» PROVIDED ENTRIES
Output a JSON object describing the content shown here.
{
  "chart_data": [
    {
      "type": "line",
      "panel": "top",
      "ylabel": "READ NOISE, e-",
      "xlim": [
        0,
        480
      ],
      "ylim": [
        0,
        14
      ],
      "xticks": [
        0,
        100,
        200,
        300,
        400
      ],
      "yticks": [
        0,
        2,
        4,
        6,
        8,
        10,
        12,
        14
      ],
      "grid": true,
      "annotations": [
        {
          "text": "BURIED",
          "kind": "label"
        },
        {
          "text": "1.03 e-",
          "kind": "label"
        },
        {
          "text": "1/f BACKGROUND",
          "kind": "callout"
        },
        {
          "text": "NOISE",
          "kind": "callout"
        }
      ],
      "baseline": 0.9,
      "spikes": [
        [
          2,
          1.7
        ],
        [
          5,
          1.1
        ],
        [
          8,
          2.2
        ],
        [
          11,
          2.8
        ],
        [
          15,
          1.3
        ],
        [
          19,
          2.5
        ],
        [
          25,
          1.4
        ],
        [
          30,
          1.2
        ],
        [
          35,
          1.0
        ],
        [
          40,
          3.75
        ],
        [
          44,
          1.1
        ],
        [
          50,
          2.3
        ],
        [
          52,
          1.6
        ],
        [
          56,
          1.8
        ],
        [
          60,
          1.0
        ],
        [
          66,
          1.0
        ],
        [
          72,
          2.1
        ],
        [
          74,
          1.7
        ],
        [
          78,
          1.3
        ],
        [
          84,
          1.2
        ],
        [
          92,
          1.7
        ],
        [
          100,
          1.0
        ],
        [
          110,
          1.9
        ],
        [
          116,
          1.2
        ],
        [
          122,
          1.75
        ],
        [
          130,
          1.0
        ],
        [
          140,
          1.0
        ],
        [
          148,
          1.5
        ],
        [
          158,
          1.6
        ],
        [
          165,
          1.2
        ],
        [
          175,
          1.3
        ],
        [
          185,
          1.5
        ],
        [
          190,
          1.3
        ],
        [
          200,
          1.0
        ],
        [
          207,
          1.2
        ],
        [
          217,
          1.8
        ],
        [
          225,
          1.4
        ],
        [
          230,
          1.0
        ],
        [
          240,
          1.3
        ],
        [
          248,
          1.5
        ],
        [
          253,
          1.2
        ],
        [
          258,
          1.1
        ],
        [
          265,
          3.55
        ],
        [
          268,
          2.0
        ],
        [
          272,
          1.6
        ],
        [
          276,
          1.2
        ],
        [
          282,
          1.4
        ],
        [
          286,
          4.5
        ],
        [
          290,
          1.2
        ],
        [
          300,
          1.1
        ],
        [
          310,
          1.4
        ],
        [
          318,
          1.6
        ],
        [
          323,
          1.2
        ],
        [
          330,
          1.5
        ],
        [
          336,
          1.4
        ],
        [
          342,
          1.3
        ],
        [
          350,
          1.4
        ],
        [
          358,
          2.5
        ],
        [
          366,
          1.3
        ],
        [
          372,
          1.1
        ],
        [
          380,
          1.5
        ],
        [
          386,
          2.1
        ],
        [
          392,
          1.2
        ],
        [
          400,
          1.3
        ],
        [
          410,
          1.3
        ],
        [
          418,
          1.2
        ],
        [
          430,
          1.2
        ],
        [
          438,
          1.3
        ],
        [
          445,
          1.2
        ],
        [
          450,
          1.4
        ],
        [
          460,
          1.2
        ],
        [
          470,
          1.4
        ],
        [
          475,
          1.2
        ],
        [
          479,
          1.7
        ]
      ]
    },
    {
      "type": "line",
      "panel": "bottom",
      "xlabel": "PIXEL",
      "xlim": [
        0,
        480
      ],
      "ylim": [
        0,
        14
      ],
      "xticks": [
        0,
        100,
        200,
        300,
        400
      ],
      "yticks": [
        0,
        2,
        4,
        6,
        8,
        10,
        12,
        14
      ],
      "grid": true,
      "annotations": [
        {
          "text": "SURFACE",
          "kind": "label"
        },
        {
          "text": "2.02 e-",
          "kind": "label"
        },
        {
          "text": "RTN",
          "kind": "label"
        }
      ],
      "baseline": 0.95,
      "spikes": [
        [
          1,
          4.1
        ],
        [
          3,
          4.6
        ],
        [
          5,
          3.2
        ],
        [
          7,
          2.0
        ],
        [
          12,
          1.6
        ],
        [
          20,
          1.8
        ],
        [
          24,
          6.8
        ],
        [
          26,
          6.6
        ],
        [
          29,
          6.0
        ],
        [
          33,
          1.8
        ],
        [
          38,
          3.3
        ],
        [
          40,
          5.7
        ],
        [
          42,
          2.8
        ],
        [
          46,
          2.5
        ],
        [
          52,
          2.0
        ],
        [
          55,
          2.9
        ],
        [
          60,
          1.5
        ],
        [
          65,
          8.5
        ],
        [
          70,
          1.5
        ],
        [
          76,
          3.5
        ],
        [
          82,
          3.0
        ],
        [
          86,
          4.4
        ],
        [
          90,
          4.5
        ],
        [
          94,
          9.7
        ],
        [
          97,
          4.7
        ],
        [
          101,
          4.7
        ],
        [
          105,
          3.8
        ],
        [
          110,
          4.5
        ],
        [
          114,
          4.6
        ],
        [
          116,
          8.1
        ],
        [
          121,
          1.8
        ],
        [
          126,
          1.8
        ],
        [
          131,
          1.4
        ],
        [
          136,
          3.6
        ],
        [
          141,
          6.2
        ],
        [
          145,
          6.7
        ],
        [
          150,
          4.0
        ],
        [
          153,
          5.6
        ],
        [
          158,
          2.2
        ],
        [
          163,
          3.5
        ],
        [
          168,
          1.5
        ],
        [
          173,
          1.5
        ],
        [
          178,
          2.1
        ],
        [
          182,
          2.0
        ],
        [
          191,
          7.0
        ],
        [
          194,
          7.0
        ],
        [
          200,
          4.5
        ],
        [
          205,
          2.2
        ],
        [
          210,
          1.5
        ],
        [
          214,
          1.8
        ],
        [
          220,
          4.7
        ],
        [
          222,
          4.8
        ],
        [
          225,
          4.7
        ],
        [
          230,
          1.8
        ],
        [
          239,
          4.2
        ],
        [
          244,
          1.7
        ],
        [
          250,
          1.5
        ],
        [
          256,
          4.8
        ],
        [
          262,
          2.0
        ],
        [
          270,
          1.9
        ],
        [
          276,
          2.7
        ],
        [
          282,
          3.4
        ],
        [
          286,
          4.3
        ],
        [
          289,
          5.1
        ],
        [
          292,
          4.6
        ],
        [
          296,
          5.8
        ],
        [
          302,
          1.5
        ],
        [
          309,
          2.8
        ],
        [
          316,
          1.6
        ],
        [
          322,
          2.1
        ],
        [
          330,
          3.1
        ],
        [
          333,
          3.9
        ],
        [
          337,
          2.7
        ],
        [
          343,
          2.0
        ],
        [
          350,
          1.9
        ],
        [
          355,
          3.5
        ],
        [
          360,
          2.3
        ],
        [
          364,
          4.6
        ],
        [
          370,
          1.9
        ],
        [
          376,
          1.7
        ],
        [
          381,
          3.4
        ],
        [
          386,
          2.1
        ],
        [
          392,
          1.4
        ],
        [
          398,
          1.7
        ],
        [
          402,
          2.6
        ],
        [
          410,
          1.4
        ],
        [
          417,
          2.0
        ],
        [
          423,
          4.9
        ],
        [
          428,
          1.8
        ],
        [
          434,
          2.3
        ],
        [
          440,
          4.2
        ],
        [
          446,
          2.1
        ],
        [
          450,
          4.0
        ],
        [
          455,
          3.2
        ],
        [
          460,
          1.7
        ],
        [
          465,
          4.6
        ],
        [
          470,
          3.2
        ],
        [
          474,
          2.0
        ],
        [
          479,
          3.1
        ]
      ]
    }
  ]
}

» REQUIREMENT
Reproduce the complete data exactly as presented above.

» FINAL RESULT
Output a JSON object describing the content shown here.
{
  "chart_data": [
    {
      "type": "line",
      "panel": "top",
      "ylabel": "READ NOISE, e-",
      "xlim": [
        0,
        480
      ],
      "ylim": [
        0,
        14
      ],
      "xticks": [
        0,
        100,
        200,
        300,
        400
      ],
      "yticks": [
        0,
        2,
        4,
        6,
        8,
        10,
        12,
        14
      ],
      "grid": true,
      "annotations": [
        {
          "text": "BURIED",
          "kind": "label"
        },
        {
          "text": "1.03 e-",
          "kind": "label"
        },
        {
          "text": "1/f BACKGROUND",
          "kind": "callout"
        },
        {
          "text": "NOISE",
          "kind": "callout"
        }
      ],
      "baseline": 0.9,
      "spikes": [
        [
          2,
          1.7
        ],
        [
          5,
          1.1
        ],
        [
          8,
          2.2
        ],
        [
          11,
          2.8
        ],
        [
          15,
          1.3
        ],
        [
          19,
          2.5
        ],
        [
          25,
          1.4
        ],
        [
          30,
          1.2
        ],
        [
          35,
          1.0
        ],
        [
          40,
          3.75
        ],
        [
          44,
          1.1
        ],
        [
          50,
          2.3
        ],
        [
          52,
          1.6
        ],
        [
          56,
          1.8
        ],
        [
          60,
          1.0
        ],
        [
          66,
          1.0
        ],
        [
          72,
          2.1
        ],
        [
          74,
          1.7
        ],
        [
          78,
          1.3
        ],
        [
          84,
          1.2
        ],
        [
          92,
          1.7
        ],
        [
          100,
          1.0
        ],
        [
          110,
          1.9
        ],
        [
          116,
          1.2
        ],
        [
          122,
          1.75
        ],
        [
          130,
          1.0
        ],
        [
          140,
          1.0
        ],
        [
          148,
          1.5
        ],
        [
          158,
          1.6
        ],
        [
          165,
          1.2
        ],
        [
          175,
          1.3
        ],
        [
          185,
          1.5
        ],
        [
          190,
          1.3
        ],
        [
          200,
          1.0
        ],
        [
          207,
          1.2
        ],
        [
          217,
          1.8
        ],
        [
          225,
          1.4
        ],
        [
          230,
          1.0
        ],
        [
          240,
          1.3
        ],
        [
          248,
          1.5
        ],
        [
          253,
          1.2
        ],
        [
          258,
          1.1
        ],
        [
          265,
          3.55
        ],
        [
          268,
          2.0
        ],
        [
          272,
          1.6
        ],
        [
          276,
          1.2
        ],
        [
          282,
          1.4
        ],
        [
          286,
          4.5
        ],
        [
          290,
          1.2
        ],
        [
          300,
          1.1
        ],
        [
          310,
          1.4
        ],
        [
          318,
          1.6
        ],
        [
          323,
          1.2
        ],
        [
          330,
          1.5
        ],
        [
          336,
          1.4
        ],
        [
          342,
          1.3
        ],
        [
          350,
          1.4
        ],
        [
          358,
          2.5
        ],
        [
          366,
          1.3
        ],
        [
          372,
          1.1
        ],
        [
          380,
          1.5
        ],
        [
          386,
          2.1
        ],
        [
          392,
          1.2
        ],
        [
          400,
          1.3
        ],
        [
          410,
          1.3
        ],
        [
          418,
          1.2
        ],
        [
          430,
          1.2
        ],
        [
          438,
          1.3
        ],
        [
          445,
          1.2
        ],
        [
          450,
          1.4
        ],
        [
          460,
          1.2
        ],
        [
          470,
          1.4
        ],
        [
          475,
          1.2
        ],
        [
          479,
          1.7
        ]
      ]
    },
    {
      "type": "line",
      "panel": "bottom",
      "xlabel": "PIXEL",
      "xlim": [
        0,
        480
      ],
      "ylim": [
        0,
        14
      ],
      "xticks": [
        0,
        100,
        200,
        300,
        400
      ],
      "yticks": [
        0,
        2,
        4,
        6,
        8,
        10,
        12,
        14
      ],
      "grid": true,
      "annotations": [
        {
          "text": "SURFACE",
          "kind": "label"
        },
        {
          "text": "2.02 e-",
          "kind": "label"
        },
        {
          "text": "RTN",
          "kind": "label"
        }
      ],
      "baseline": 0.95,
      "spikes": [
        [
          1,
          4.1
        ],
        [
          3,
          4.6
        ],
        [
          5,
          3.2
        ],
        [
          7,
          2.0
        ],
        [
          12,
          1.6
        ],
        [
          20,
          1.8
        ],
        [
          24,
          6.8
        ],
        [
          26,
          6.6
        ],
        [
          29,
          6.0
        ],
        [
          33,
          1.8
        ],
        [
          38,
          3.3
        ],
        [
          40,
          5.7
        ],
        [
          42,
          2.8
        ],
        [
          46,
          2.5
        ],
        [
          52,
          2.0
        ],
        [
          55,
          2.9
        ],
        [
          60,
          1.5
        ],
        [
          65,
          8.5
        ],
        [
          70,
          1.5
        ],
        [
          76,
          3.5
        ],
        [
          82,
          3.0
        ],
        [
          86,
          4.4
        ],
        [
          90,
          4.5
        ],
        [
          94,
          9.7
        ],
        [
          97,
          4.7
        ],
        [
          101,
          4.7
        ],
        [
          105,
          3.8
        ],
        [
          110,
          4.5
        ],
        [
          114,
          4.6
        ],
        [
          116,
          8.1
        ],
        [
          121,
          1.8
        ],
        [
          126,
          1.8
        ],
        [
          131,
          1.4
        ],
        [
          136,
          3.6
        ],
        [
          141,
          6.2
        ],
        [
          145,
          6.7
        ],
        [
          150,
          4.0
        ],
        [
          153,
          5.6
        ],
        [
          158,
          2.2
        ],
        [
          163,
          3.5
        ],
        [
          168,
          1.5
        ],
        [
          173,
          1.5
        ],
        [
          178,
          2.1
        ],
        [
          182,
          2.0
        ],
        [
          191,
          7.0
        ],
        [
          194,
          7.0
        ],
        [
          200,
          4.5
        ],
        [
          205,
          2.2
        ],
        [
          210,
          1.5
        ],
        [
          214,
          1.8
        ],
        [
          220,
          4.7
        ],
        [
          222,
          4.8
        ],
        [
          225,
          4.7
        ],
        [
          230,
          1.8
        ],
        [
          239,
          4.2
        ],
        [
          244,
          1.7
        ],
        [
          250,
          1.5
        ],
        [
          256,
          4.8
        ],
        [
          262,
          2.0
        ],
        [
          270,
          1.9
        ],
        [
          276,
          2.7
        ],
        [
          282,
          3.4
        ],
        [
          286,
          4.3
        ],
        [
          289,
          5.1
        ],
        [
          292,
          4.6
        ],
        [
          296,
          5.8
        ],
        [
          302,
          1.5
        ],
        [
          309,
          2.8
        ],
        [
          316,
          1.6
        ],
        [
          322,
          2.1
        ],
        [
          330,
          3.1
        ],
        [
          333,
          3.9
        ],
        [
          337,
          2.7
        ],
        [
          343,
          2.0
        ],
        [
          350,
          1.9
        ],
        [
          355,
          3.5
        ],
        [
          360,
          2.3
        ],
        [
          364,
          4.6
        ],
        [
          370,
          1.9
        ],
        [
          376,
          1.7
        ],
        [
          381,
          3.4
        ],
        [
          386,
          2.1
        ],
        [
          392,
          1.4
        ],
        [
          398,
          1.7
        ],
        [
          402,
          2.6
        ],
        [
          410,
          1.4
        ],
        [
          417,
          2.0
        ],
        [
          423,
          4.9
        ],
        [
          428,
          1.8
        ],
        [
          434,
          2.3
        ],
        [
          440,
          4.2
        ],
        [
          446,
          2.1
        ],
        [
          450,
          4.0
        ],
        [
          455,
          3.2
        ],
        [
          460,
          1.7
        ],
        [
          465,
          4.6
        ],
        [
          470,
          3.2
        ],
        [
          474,
          2.0
        ],
        [
          479,
          3.1
        ]
      ]
    }
  ]
}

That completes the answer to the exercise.